Going through the material below, please gather all lines with the word "ylabel" in them.

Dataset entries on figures

_ _ _ _ _ _ _

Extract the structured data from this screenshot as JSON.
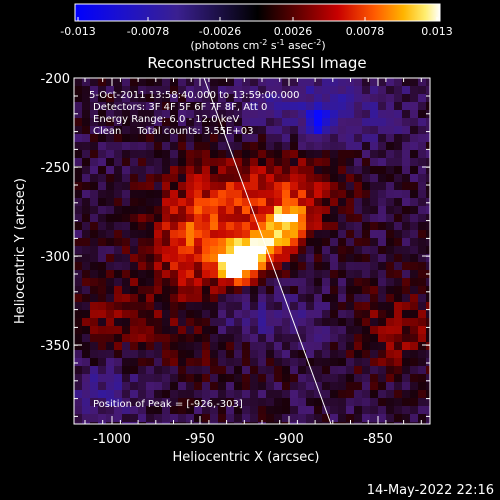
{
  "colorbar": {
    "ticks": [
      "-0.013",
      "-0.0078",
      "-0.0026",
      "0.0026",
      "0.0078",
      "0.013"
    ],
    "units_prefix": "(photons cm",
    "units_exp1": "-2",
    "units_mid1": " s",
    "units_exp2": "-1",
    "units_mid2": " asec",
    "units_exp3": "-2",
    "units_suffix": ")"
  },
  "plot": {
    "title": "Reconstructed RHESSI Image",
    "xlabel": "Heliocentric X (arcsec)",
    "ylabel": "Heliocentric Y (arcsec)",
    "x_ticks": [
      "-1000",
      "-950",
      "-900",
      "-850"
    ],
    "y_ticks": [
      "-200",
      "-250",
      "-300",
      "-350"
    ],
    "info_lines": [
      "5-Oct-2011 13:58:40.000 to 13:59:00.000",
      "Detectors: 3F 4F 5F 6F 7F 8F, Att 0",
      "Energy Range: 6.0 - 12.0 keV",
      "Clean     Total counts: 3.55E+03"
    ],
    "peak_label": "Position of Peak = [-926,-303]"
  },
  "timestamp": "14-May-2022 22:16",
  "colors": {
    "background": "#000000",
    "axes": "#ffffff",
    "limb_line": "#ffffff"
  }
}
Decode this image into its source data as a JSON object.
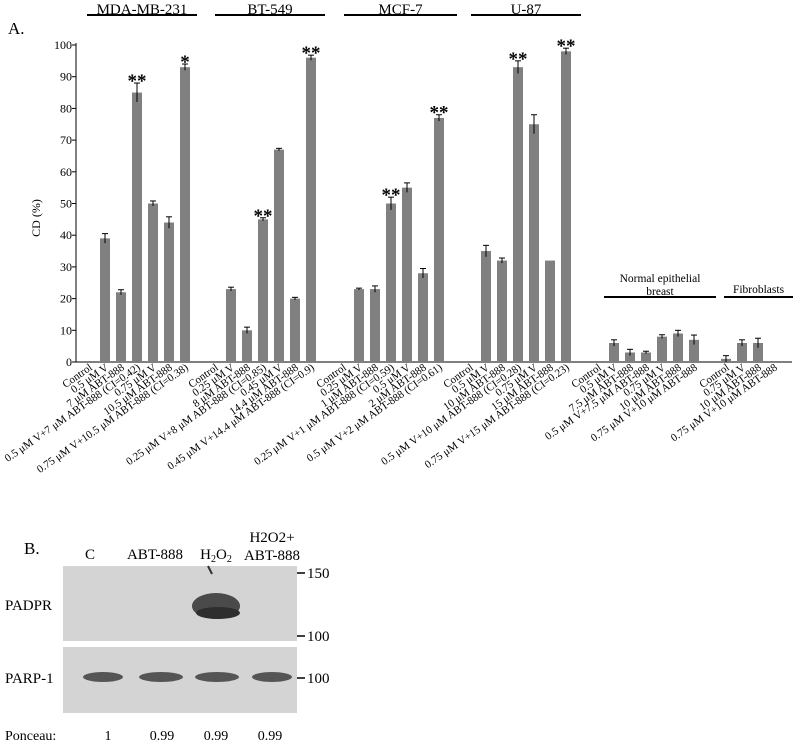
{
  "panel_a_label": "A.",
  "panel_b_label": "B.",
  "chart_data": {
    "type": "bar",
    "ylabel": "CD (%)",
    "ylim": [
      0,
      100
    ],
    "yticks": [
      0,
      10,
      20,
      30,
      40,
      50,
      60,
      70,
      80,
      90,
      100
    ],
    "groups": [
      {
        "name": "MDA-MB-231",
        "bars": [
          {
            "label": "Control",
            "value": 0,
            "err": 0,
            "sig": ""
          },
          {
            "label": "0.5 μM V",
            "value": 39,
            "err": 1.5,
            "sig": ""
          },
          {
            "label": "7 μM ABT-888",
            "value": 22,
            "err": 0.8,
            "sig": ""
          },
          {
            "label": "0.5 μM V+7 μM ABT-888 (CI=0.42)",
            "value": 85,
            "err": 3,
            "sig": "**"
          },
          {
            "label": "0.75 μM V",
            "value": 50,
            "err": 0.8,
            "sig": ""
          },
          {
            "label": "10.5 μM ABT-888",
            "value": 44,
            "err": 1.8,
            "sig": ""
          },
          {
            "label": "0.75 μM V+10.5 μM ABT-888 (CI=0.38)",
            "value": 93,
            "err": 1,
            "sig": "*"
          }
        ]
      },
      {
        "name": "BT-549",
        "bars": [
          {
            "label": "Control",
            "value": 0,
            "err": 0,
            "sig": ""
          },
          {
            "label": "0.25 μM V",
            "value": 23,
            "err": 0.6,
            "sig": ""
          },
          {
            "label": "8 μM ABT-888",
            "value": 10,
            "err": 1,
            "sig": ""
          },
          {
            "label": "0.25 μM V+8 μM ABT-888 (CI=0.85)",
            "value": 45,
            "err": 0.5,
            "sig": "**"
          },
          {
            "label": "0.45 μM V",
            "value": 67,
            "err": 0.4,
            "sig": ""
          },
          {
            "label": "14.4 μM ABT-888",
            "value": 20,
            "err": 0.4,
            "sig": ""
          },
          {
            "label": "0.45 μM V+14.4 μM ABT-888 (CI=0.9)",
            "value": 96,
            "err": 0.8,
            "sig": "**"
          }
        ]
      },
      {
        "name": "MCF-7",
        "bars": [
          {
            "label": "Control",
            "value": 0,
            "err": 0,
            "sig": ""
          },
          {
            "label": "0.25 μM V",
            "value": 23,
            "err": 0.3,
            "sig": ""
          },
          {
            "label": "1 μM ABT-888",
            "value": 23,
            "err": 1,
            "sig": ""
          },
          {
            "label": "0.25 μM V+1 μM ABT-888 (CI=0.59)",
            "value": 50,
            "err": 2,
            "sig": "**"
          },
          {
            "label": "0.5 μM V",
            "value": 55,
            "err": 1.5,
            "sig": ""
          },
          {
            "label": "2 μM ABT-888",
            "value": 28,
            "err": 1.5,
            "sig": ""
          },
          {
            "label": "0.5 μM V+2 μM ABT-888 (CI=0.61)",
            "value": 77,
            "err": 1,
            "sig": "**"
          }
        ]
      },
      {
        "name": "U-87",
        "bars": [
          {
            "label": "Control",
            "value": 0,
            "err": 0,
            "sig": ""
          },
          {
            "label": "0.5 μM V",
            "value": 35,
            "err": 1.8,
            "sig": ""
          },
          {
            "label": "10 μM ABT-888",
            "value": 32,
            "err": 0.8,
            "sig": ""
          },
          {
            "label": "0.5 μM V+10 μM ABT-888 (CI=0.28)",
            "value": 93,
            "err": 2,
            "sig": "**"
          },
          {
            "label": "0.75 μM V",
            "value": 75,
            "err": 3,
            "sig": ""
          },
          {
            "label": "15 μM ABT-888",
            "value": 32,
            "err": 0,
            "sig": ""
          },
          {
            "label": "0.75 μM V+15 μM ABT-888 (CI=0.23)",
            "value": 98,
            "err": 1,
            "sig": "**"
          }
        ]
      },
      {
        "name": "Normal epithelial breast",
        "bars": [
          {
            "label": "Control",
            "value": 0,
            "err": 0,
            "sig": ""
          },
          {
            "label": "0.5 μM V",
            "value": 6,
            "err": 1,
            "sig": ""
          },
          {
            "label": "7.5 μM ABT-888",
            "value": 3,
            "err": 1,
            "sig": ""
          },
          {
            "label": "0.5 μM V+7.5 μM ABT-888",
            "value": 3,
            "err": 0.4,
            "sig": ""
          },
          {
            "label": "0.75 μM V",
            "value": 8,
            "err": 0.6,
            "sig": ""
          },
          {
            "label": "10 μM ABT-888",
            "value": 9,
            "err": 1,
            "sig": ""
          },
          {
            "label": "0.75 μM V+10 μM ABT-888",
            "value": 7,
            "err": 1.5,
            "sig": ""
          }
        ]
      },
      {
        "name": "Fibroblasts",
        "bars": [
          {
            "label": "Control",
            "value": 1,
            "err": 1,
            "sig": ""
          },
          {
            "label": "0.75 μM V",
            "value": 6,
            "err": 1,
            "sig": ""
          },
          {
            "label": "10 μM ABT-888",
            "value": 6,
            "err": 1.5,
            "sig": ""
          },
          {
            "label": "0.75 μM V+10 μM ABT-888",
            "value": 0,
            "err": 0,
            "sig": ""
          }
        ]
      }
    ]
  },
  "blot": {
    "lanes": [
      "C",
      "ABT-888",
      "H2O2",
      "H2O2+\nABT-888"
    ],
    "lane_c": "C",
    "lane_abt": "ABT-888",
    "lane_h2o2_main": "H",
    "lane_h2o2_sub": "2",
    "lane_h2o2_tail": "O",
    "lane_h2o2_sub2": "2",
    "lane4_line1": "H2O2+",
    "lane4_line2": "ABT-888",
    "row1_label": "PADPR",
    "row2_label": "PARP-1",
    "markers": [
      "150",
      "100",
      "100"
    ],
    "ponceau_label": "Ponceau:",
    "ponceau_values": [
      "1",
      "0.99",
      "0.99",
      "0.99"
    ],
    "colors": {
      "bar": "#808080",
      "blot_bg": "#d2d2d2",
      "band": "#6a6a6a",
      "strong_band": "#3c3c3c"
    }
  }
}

_ _ _ _ _ _ _

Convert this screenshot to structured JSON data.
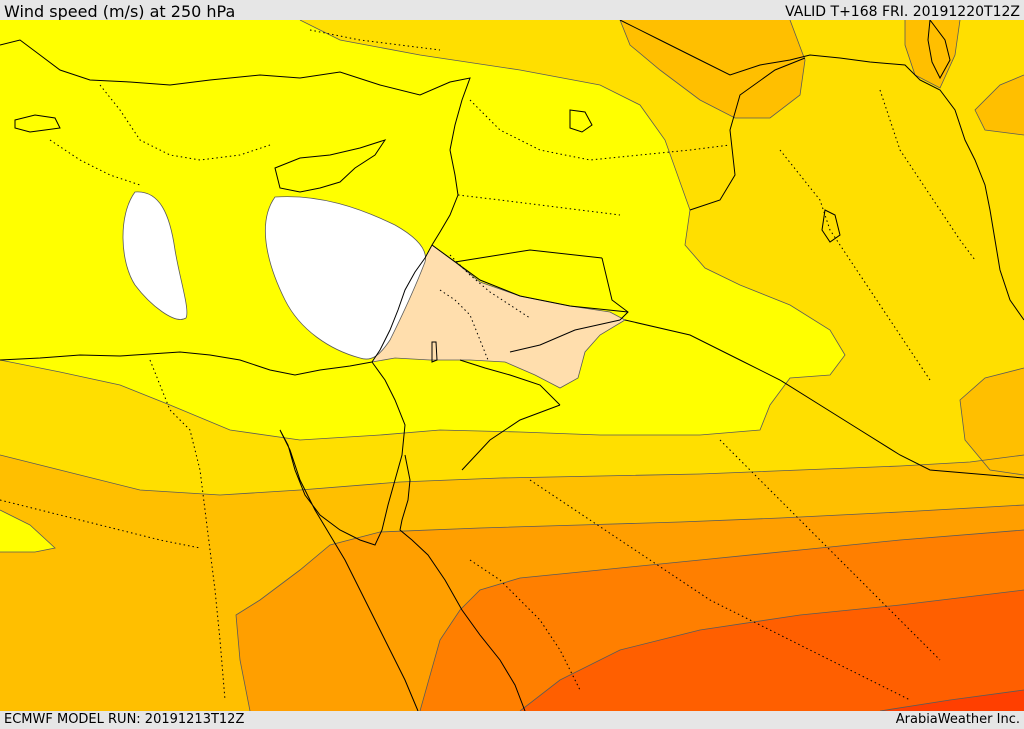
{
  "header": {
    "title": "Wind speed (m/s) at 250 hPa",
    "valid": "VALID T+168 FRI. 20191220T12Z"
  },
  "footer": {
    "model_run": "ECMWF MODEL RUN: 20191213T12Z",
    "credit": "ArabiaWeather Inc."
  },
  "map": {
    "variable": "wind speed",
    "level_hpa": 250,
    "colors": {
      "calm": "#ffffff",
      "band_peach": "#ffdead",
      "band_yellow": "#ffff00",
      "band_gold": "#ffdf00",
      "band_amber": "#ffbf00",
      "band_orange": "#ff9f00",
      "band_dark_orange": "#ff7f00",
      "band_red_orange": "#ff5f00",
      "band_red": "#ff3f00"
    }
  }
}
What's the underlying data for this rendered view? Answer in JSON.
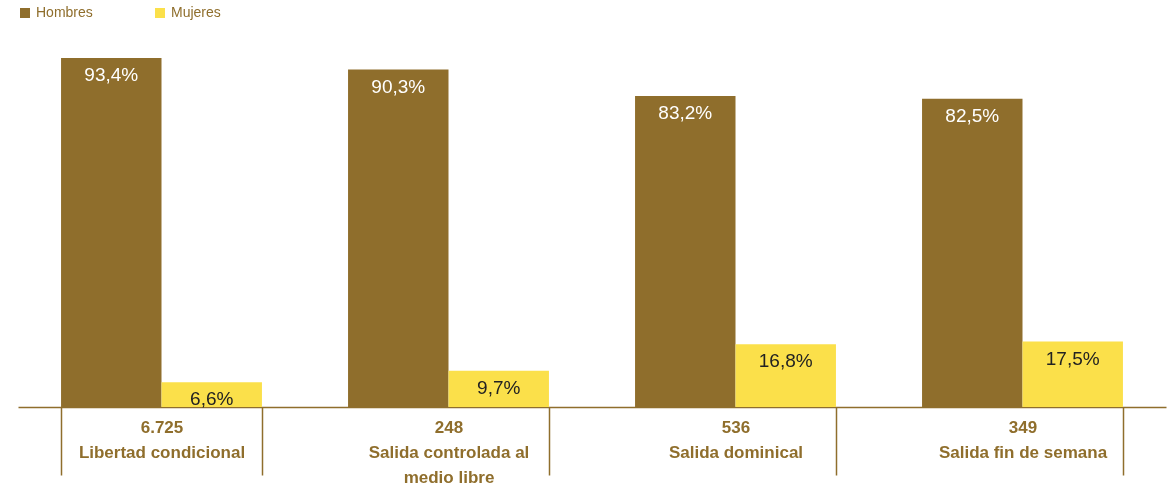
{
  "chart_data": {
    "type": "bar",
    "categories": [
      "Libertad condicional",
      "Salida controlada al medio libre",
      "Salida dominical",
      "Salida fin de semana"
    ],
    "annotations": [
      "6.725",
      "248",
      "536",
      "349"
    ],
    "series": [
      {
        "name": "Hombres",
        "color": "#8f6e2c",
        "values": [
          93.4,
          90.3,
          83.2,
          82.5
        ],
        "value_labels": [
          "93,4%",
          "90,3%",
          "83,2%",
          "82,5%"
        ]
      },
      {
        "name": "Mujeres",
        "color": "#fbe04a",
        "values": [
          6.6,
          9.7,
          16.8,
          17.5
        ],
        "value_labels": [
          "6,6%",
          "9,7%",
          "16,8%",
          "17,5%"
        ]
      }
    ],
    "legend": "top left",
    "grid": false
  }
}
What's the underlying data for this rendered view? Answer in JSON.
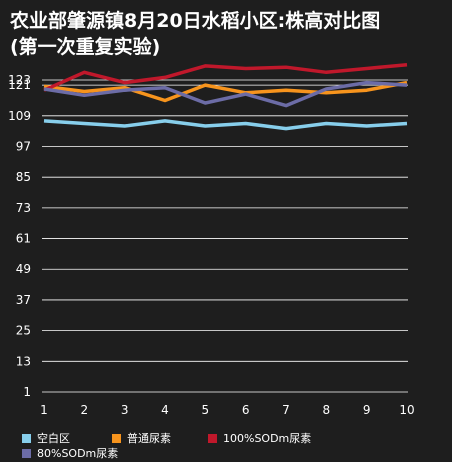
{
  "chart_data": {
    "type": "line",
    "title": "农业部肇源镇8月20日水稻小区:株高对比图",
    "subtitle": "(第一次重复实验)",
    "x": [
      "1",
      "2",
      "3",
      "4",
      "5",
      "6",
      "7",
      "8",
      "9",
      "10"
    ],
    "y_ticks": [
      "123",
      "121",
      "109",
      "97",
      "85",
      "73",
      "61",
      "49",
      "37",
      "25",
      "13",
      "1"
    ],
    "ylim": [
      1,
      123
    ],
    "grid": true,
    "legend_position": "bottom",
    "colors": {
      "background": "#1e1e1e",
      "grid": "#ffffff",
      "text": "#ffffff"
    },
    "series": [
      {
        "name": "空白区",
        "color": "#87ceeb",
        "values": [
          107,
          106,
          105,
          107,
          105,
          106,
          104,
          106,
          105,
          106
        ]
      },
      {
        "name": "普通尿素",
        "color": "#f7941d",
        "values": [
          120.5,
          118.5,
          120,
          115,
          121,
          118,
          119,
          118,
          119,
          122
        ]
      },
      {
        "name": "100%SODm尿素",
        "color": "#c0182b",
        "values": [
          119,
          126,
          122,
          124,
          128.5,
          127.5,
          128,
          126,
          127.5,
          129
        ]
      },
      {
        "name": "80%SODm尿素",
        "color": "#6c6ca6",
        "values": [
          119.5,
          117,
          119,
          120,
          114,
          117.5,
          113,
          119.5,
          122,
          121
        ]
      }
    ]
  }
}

_ _ _ _ _ _ _

**Answer:**
    "ylabel": "Heliocentric Y (arcsec)",
    "ylabel": "CD (%)",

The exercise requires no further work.